# WHAT THE EXERCISE ASKS
Below, find each line holding "this" and state how many there are, using the number alone.

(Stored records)
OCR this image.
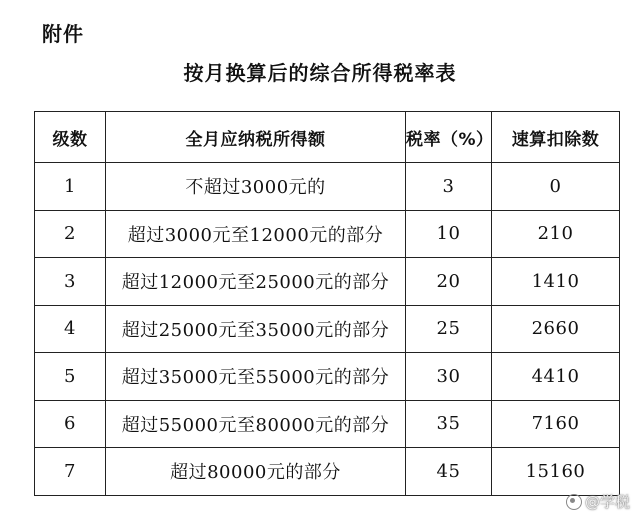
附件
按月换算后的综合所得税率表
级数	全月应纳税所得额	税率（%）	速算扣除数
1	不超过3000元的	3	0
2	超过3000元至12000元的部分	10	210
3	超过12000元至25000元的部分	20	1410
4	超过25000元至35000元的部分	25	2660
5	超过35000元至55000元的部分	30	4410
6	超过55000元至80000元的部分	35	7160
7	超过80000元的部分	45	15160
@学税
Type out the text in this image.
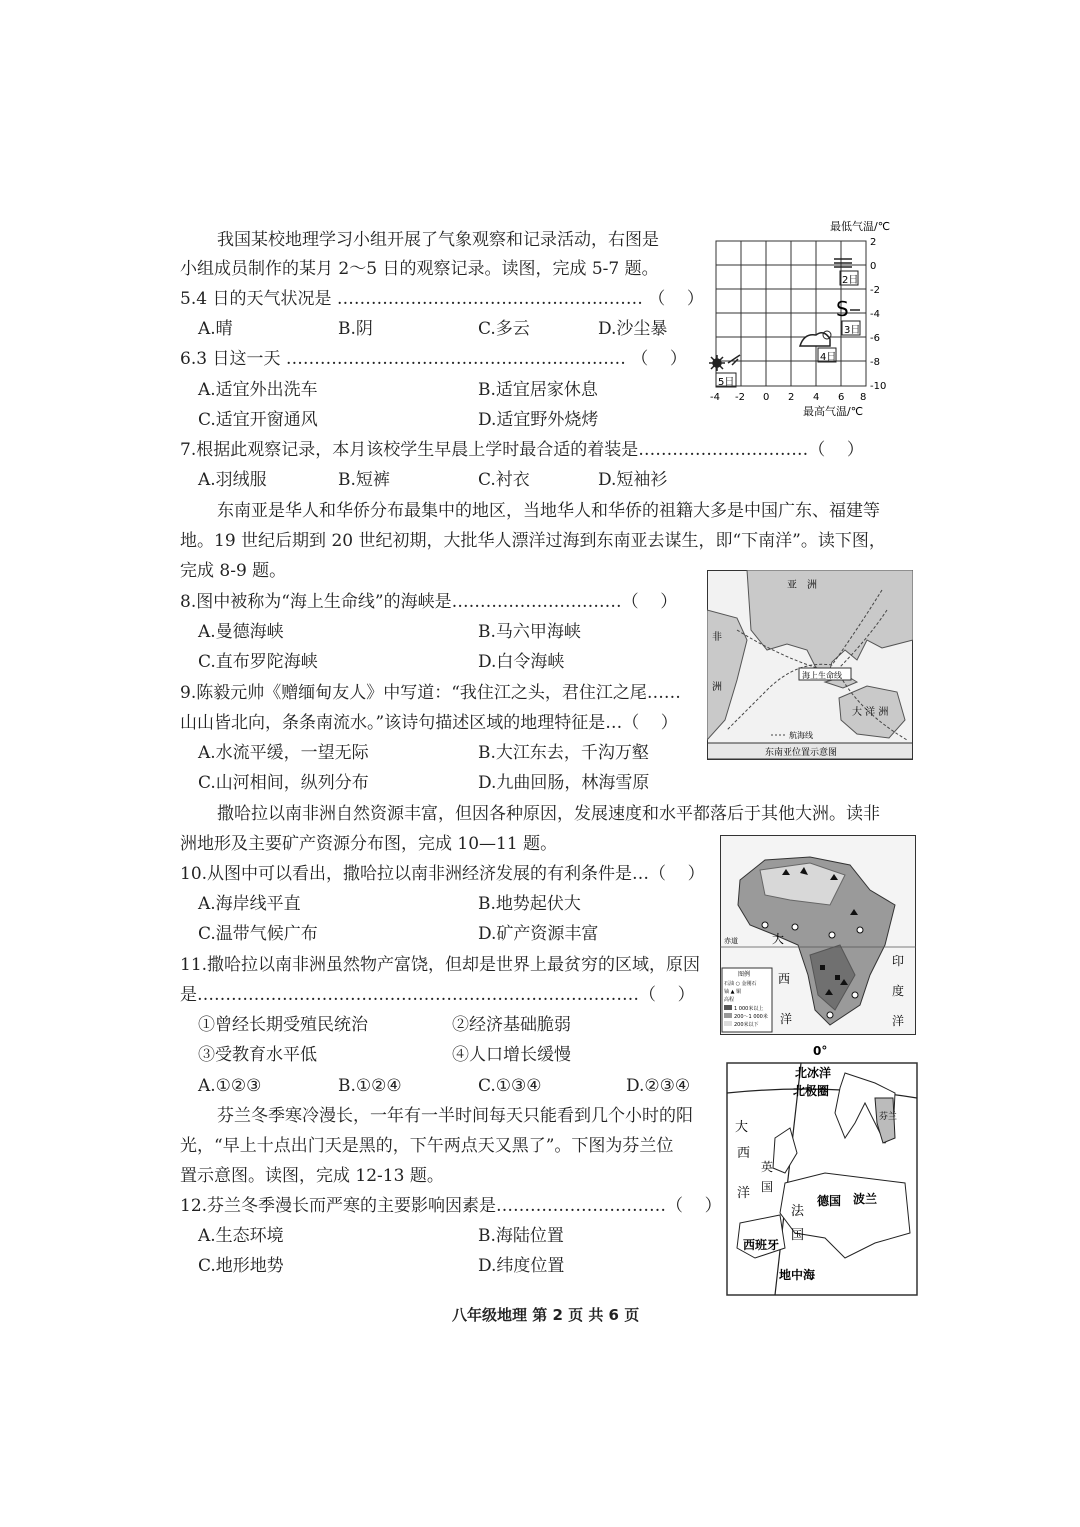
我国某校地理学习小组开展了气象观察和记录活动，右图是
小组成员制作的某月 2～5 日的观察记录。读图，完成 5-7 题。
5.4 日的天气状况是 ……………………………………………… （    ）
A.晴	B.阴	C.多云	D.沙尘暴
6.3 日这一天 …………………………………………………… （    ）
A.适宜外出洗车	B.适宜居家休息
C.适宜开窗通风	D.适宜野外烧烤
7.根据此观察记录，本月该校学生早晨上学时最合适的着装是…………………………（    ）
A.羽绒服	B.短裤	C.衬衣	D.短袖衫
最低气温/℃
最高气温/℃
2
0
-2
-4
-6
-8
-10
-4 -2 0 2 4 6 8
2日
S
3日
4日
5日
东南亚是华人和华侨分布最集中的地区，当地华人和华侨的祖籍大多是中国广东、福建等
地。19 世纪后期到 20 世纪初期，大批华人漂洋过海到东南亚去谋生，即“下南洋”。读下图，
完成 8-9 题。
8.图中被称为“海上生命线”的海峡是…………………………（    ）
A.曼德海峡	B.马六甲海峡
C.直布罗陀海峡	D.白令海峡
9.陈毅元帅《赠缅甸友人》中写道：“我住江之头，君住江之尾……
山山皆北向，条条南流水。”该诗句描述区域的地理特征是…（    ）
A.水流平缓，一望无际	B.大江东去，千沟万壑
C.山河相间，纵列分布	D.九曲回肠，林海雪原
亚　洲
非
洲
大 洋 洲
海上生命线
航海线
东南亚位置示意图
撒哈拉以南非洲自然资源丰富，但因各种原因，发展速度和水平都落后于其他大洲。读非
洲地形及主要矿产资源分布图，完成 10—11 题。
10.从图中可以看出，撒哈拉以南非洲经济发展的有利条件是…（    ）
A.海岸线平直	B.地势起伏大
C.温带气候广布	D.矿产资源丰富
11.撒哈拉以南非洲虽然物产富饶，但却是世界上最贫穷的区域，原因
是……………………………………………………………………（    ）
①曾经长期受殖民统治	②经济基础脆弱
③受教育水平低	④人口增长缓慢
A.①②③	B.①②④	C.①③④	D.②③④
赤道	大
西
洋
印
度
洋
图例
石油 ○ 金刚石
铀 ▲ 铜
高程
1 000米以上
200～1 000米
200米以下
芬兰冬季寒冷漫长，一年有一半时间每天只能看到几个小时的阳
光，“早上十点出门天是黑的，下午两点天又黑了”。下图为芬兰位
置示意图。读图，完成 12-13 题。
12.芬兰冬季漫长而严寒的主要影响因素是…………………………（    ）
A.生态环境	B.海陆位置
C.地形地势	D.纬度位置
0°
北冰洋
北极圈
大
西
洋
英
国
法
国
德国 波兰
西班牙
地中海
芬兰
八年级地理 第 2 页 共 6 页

# FINISHED EXERCISE
2